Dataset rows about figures
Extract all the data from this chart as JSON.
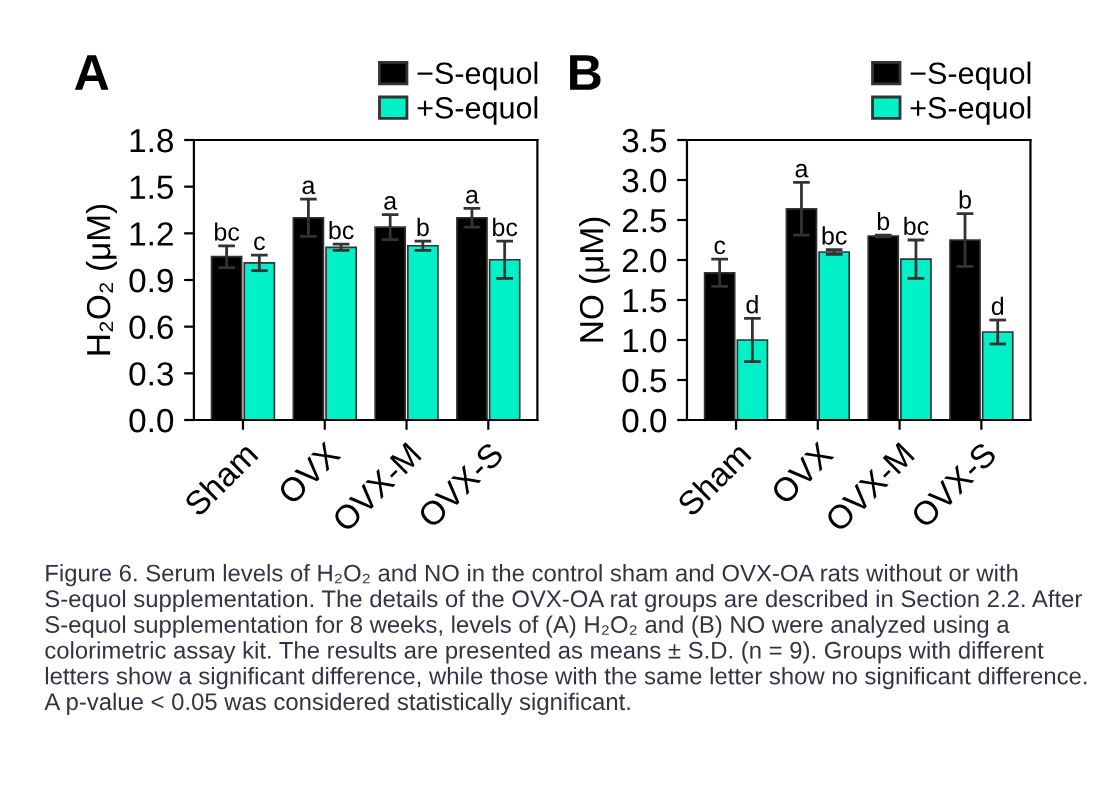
{
  "chart_data": [
    {
      "type": "bar",
      "title": "A",
      "ylabel": "H₂O₂ (μM)",
      "categories": [
        "Sham",
        "OVX",
        "OVX-M",
        "OVX-S"
      ],
      "series": [
        {
          "name": "−S-equol",
          "color": "#000000",
          "values": [
            1.05,
            1.3,
            1.24,
            1.3
          ],
          "errors": [
            0.07,
            0.12,
            0.08,
            0.06
          ],
          "value_labels": [
            "bc",
            "a",
            "a",
            "a"
          ]
        },
        {
          "name": "+S-equol",
          "color": "#00f0c8",
          "values": [
            1.01,
            1.11,
            1.12,
            1.03
          ],
          "errors": [
            0.05,
            0.02,
            0.03,
            0.12
          ],
          "value_labels": [
            "c",
            "bc",
            "b",
            "bc"
          ]
        }
      ],
      "ylim": [
        0,
        1.8
      ],
      "yticks": [
        {
          "value": 0,
          "label": "0.0"
        },
        0.3,
        0.6,
        0.9,
        1.2,
        1.5,
        1.8
      ],
      "legend": "top right",
      "grid": false,
      "annotations": [
        "Figure 6. Serum levels of H₂O₂ and NO in the control sham and OVX-OA rats without or with S-equol supplementation. The details of the OVX-OA rat groups are described in Section 2.2. After S-equol supplementation for 8 weeks, levels of (A) H₂O₂ and (B) NO were analyzed using a colorimetric assay kit. The results are presented as means ± S.D. (n = 9). Groups with different letters show a significant difference, while those with the same letter show no significant difference. A p-value < 0.05 was considered statistically significant."
      ]
    },
    {
      "type": "bar",
      "title": "B",
      "ylabel": "NO (μM)",
      "categories": [
        "Sham",
        "OVX",
        "OVX-M",
        "OVX-S"
      ],
      "series": [
        {
          "name": "−S-equol",
          "color": "#000000",
          "values": [
            1.84,
            2.64,
            2.3,
            2.25
          ],
          "errors": [
            0.17,
            0.33,
            0.01,
            0.33
          ],
          "value_labels": [
            "c",
            "a",
            "b",
            "b"
          ]
        },
        {
          "name": "+S-equol",
          "color": "#00f0c8",
          "values": [
            1.0,
            2.1,
            2.01,
            1.1
          ],
          "errors": [
            0.27,
            0.03,
            0.24,
            0.15
          ],
          "value_labels": [
            "d",
            "bc",
            "bc",
            "d"
          ]
        }
      ],
      "ylim": [
        0,
        3.5
      ],
      "yticks": [
        {
          "value": 0,
          "label": "0.0"
        },
        0.5,
        {
          "value": 1,
          "label": "1.0"
        },
        1.5,
        {
          "value": 2,
          "label": "2.0"
        },
        2.5,
        {
          "value": 3,
          "label": "3.0"
        },
        3.5
      ],
      "legend": "top right",
      "grid": false
    }
  ]
}
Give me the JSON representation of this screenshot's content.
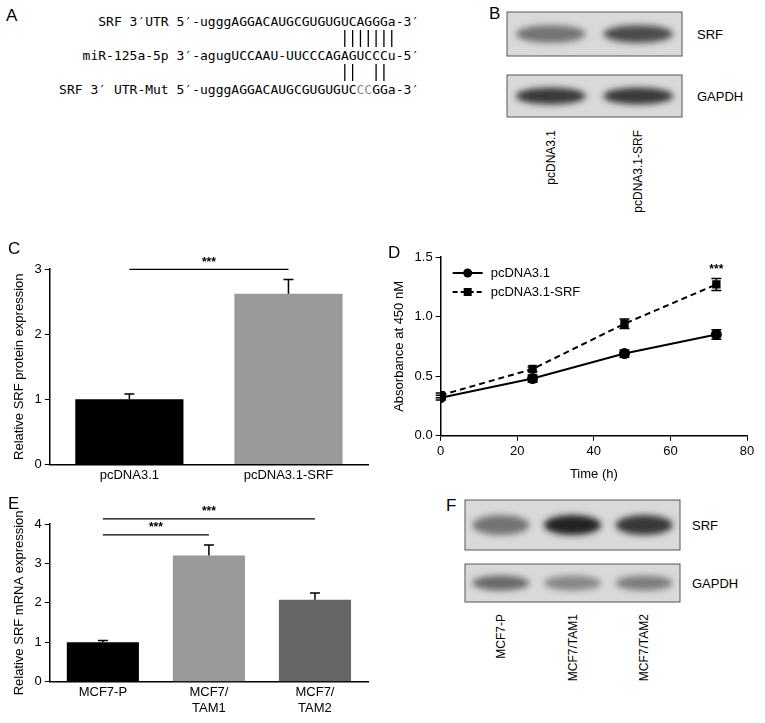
{
  "panels": [
    {
      "panel": "A",
      "type": "sequence_alignment",
      "lines": [
        {
          "label": "SRF 3′UTR",
          "start": "5′-",
          "sequence": "ugggAGGACAUGCGUGUGUCAGGGa",
          "end": "-3′",
          "highlight": []
        },
        {
          "label": "miR-125a-5p",
          "start": "3′-",
          "sequence": "agugUCCAAU-UUCCCAGAGUCCCu",
          "end": "-5′",
          "highlight": []
        },
        {
          "label": "SRF 3′ UTR-Mut",
          "start": "5′-",
          "sequence": "ugggAGGACAUGCGUGUGUCCCGGa",
          "end": "-3′",
          "highlight": [
            20,
            21
          ]
        }
      ],
      "pairs": [
        {
          "between": [
            0,
            1
          ],
          "columns": [
            18,
            19,
            20,
            21,
            22,
            23,
            24
          ]
        },
        {
          "between": [
            1,
            2
          ],
          "columns": [
            18,
            19,
            22,
            23
          ]
        }
      ]
    },
    {
      "panel": "B",
      "type": "western_blot",
      "lanes": [
        "pcDNA3.1",
        "pcDNA3.1-SRF"
      ],
      "rows": [
        {
          "name": "SRF",
          "intensity": [
            0.55,
            0.75
          ]
        },
        {
          "name": "GAPDH",
          "intensity": [
            0.85,
            0.85
          ]
        }
      ]
    },
    {
      "panel": "F",
      "type": "western_blot",
      "lanes": [
        "MCF7-P",
        "MCF7/TAM1",
        "MCF7/TAM2"
      ],
      "rows": [
        {
          "name": "SRF",
          "intensity": [
            0.55,
            0.95,
            0.85
          ]
        },
        {
          "name": "GAPDH",
          "intensity": [
            0.6,
            0.45,
            0.5
          ]
        }
      ]
    }
  ],
  "chart_data": [
    {
      "panel": "C",
      "type": "bar",
      "categories": [
        "pcDNA3.1",
        "pcDNA3.1-SRF"
      ],
      "values": [
        1.0,
        2.62
      ],
      "errors": [
        0.08,
        0.22
      ],
      "colors": [
        "#000000",
        "#999999"
      ],
      "ylabel": "Relative SRF protein expression",
      "ylim": [
        0,
        3
      ],
      "yticks": [
        0,
        1,
        2,
        3
      ],
      "grid": false,
      "annotations": [
        {
          "text": "***",
          "from": "pcDNA3.1",
          "to": "pcDNA3.1-SRF"
        }
      ]
    },
    {
      "panel": "D",
      "type": "line",
      "x": [
        0,
        24,
        48,
        72
      ],
      "series": [
        {
          "name": "pcDNA3.1",
          "color": "#000000",
          "values": [
            0.32,
            0.48,
            0.69,
            0.85
          ],
          "errors": [
            0.02,
            0.03,
            0.03,
            0.04
          ],
          "marker": "circle",
          "line_style": "solid"
        },
        {
          "name": "pcDNA3.1-SRF",
          "color": "#000000",
          "values": [
            0.34,
            0.56,
            0.94,
            1.27
          ],
          "errors": [
            0.02,
            0.02,
            0.04,
            0.05
          ],
          "marker": "square",
          "line_style": "dashed"
        }
      ],
      "xlabel": "Time (h)",
      "ylabel": "Absorbance at 450 nM",
      "xlim": [
        0,
        80
      ],
      "xticks": [
        0,
        20,
        40,
        60,
        80
      ],
      "ylim": [
        0,
        1.5
      ],
      "yticks": [
        {
          "value": 0,
          "label": "0.0"
        },
        {
          "value": 0.5,
          "label": "0.5"
        },
        {
          "value": 1,
          "label": "1.0"
        },
        {
          "value": 1.5,
          "label": "1.5"
        }
      ],
      "grid": false,
      "legend": "upper left",
      "annotations": [
        {
          "text": "***",
          "x": 72,
          "series": "pcDNA3.1-SRF"
        }
      ]
    },
    {
      "panel": "E",
      "type": "bar",
      "categories": [
        "MCF7-P",
        "MCF7/\nTAM1",
        "MCF7/\nTAM2"
      ],
      "values": [
        1.0,
        3.2,
        2.08
      ],
      "errors": [
        0.05,
        0.27,
        0.17
      ],
      "colors": [
        "#000000",
        "#999999",
        "#666666"
      ],
      "ylabel": "Relative SRF mRNA expression",
      "ylim": [
        0,
        4
      ],
      "yticks": [
        0,
        1,
        2,
        3,
        4
      ],
      "grid": false,
      "annotations": [
        {
          "text": "***",
          "from": "MCF7-P",
          "to": "MCF7/\nTAM1"
        },
        {
          "text": "***",
          "from": "MCF7-P",
          "to": "MCF7/\nTAM2"
        }
      ]
    }
  ]
}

INSTRUCTIONS TO FOLLOW — Whenever a picture appears, leave it out, and return every record exactly.

RESPONSE TO THE EXERCISE —
Extract all the data from this chart as JSON.
{
  "chart_data": [
    {
      "type": "bar",
      "title": "A",
      "ylabel": "H₂O₂ (μM)",
      "categories": [
        "Sham",
        "OVX",
        "OVX-M",
        "OVX-S"
      ],
      "series": [
        {
          "name": "−S-equol",
          "color": "#000000",
          "values": [
            1.05,
            1.3,
            1.24,
            1.3
          ],
          "errors": [
            0.07,
            0.12,
            0.08,
            0.06
          ],
          "value_labels": [
            "bc",
            "a",
            "a",
            "a"
          ]
        },
        {
          "name": "+S-equol",
          "color": "#00f0c8",
          "values": [
            1.01,
            1.11,
            1.12,
            1.03
          ],
          "errors": [
            0.05,
            0.02,
            0.03,
            0.12
          ],
          "value_labels": [
            "c",
            "bc",
            "b",
            "bc"
          ]
        }
      ],
      "ylim": [
        0,
        1.8
      ],
      "yticks": [
        {
          "value": 0,
          "label": "0.0"
        },
        0.3,
        0.6,
        0.9,
        1.2,
        1.5,
        1.8
      ],
      "legend": "top right",
      "grid": false,
      "annotations": [
        "Figure 6. Serum levels of H₂O₂ and NO in the control sham and OVX-OA rats without or with S-equol supplementation. The details of the OVX-OA rat groups are described in Section 2.2. After S-equol supplementation for 8 weeks, levels of (A) H₂O₂ and (B) NO were analyzed using a colorimetric assay kit. The results are presented as means ± S.D. (n = 9). Groups with different letters show a significant difference, while those with the same letter show no significant difference. A p-value < 0.05 was considered statistically significant."
      ]
    },
    {
      "type": "bar",
      "title": "B",
      "ylabel": "NO (μM)",
      "categories": [
        "Sham",
        "OVX",
        "OVX-M",
        "OVX-S"
      ],
      "series": [
        {
          "name": "−S-equol",
          "color": "#000000",
          "values": [
            1.84,
            2.64,
            2.3,
            2.25
          ],
          "errors": [
            0.17,
            0.33,
            0.01,
            0.33
          ],
          "value_labels": [
            "c",
            "a",
            "b",
            "b"
          ]
        },
        {
          "name": "+S-equol",
          "color": "#00f0c8",
          "values": [
            1.0,
            2.1,
            2.01,
            1.1
          ],
          "errors": [
            0.27,
            0.03,
            0.24,
            0.15
          ],
          "value_labels": [
            "d",
            "bc",
            "bc",
            "d"
          ]
        }
      ],
      "ylim": [
        0,
        3.5
      ],
      "yticks": [
        {
          "value": 0,
          "label": "0.0"
        },
        0.5,
        {
          "value": 1,
          "label": "1.0"
        },
        1.5,
        {
          "value": 2,
          "label": "2.0"
        },
        2.5,
        {
          "value": 3,
          "label": "3.0"
        },
        3.5
      ],
      "legend": "top right",
      "grid": false
    }
  ]
}
Give me the JSON representation of this screenshot's content.
{
  "panels": [
    {
      "panel": "A",
      "type": "sequence_alignment",
      "lines": [
        {
          "label": "SRF 3′UTR",
          "start": "5′-",
          "sequence": "ugggAGGACAUGCGUGUGUCAGGGa",
          "end": "-3′",
          "highlight": []
        },
        {
          "label": "miR-125a-5p",
          "start": "3′-",
          "sequence": "agugUCCAAU-UUCCCAGAGUCCCu",
          "end": "-5′",
          "highlight": []
        },
        {
          "label": "SRF 3′ UTR-Mut",
          "start": "5′-",
          "sequence": "ugggAGGACAUGCGUGUGUCCCGGa",
          "end": "-3′",
          "highlight": [
            20,
            21
          ]
        }
      ],
      "pairs": [
        {
          "between": [
            0,
            1
          ],
          "columns": [
            18,
            19,
            20,
            21,
            22,
            23,
            24
          ]
        },
        {
          "between": [
            1,
            2
          ],
          "columns": [
            18,
            19,
            22,
            23
          ]
        }
      ]
    },
    {
      "panel": "B",
      "type": "western_blot",
      "lanes": [
        "pcDNA3.1",
        "pcDNA3.1-SRF"
      ],
      "rows": [
        {
          "name": "SRF",
          "intensity": [
            0.55,
            0.75
          ]
        },
        {
          "name": "GAPDH",
          "intensity": [
            0.85,
            0.85
          ]
        }
      ]
    },
    {
      "panel": "F",
      "type": "western_blot",
      "lanes": [
        "MCF7-P",
        "MCF7/TAM1",
        "MCF7/TAM2"
      ],
      "rows": [
        {
          "name": "SRF",
          "intensity": [
            0.55,
            0.95,
            0.85
          ]
        },
        {
          "name": "GAPDH",
          "intensity": [
            0.6,
            0.45,
            0.5
          ]
        }
      ]
    }
  ],
  "chart_data": [
    {
      "panel": "C",
      "type": "bar",
      "categories": [
        "pcDNA3.1",
        "pcDNA3.1-SRF"
      ],
      "values": [
        1.0,
        2.62
      ],
      "errors": [
        0.08,
        0.22
      ],
      "colors": [
        "#000000",
        "#999999"
      ],
      "ylabel": "Relative SRF protein expression",
      "ylim": [
        0,
        3
      ],
      "yticks": [
        0,
        1,
        2,
        3
      ],
      "grid": false,
      "annotations": [
        {
          "text": "***",
          "from": "pcDNA3.1",
          "to": "pcDNA3.1-SRF"
        }
      ]
    },
    {
      "panel": "D",
      "type": "line",
      "x": [
        0,
        24,
        48,
        72
      ],
      "series": [
        {
          "name": "pcDNA3.1",
          "color": "#000000",
          "values": [
            0.32,
            0.48,
            0.69,
            0.85
          ],
          "errors": [
            0.02,
            0.03,
            0.03,
            0.04
          ],
          "marker": "circle",
          "line_style": "solid"
        },
        {
          "name": "pcDNA3.1-SRF",
          "color": "#000000",
          "values": [
            0.34,
            0.56,
            0.94,
            1.27
          ],
          "errors": [
            0.02,
            0.02,
            0.04,
            0.05
          ],
          "marker": "square",
          "line_style": "dashed"
        }
      ],
      "xlabel": "Time (h)",
      "ylabel": "Absorbance at 450 nM",
      "xlim": [
        0,
        80
      ],
      "xticks": [
        0,
        20,
        40,
        60,
        80
      ],
      "ylim": [
        0,
        1.5
      ],
      "yticks": [
        {
          "value": 0,
          "label": "0.0"
        },
        {
          "value": 0.5,
          "label": "0.5"
        },
        {
          "value": 1,
          "label": "1.0"
        },
        {
          "value": 1.5,
          "label": "1.5"
        }
      ],
      "grid": false,
      "legend": "upper left",
      "annotations": [
        {
          "text": "***",
          "x": 72,
          "series": "pcDNA3.1-SRF"
        }
      ]
    },
    {
      "panel": "E",
      "type": "bar",
      "categories": [
        "MCF7-P",
        "MCF7/\nTAM1",
        "MCF7/\nTAM2"
      ],
      "values": [
        1.0,
        3.2,
        2.08
      ],
      "errors": [
        0.05,
        0.27,
        0.17
      ],
      "colors": [
        "#000000",
        "#999999",
        "#666666"
      ],
      "ylabel": "Relative SRF mRNA expression",
      "ylim": [
        0,
        4
      ],
      "yticks": [
        0,
        1,
        2,
        3,
        4
      ],
      "grid": false,
      "annotations": [
        {
          "text": "***",
          "from": "MCF7-P",
          "to": "MCF7/\nTAM1"
        },
        {
          "text": "***",
          "from": "MCF7-P",
          "to": "MCF7/\nTAM2"
        }
      ]
    }
  ]
}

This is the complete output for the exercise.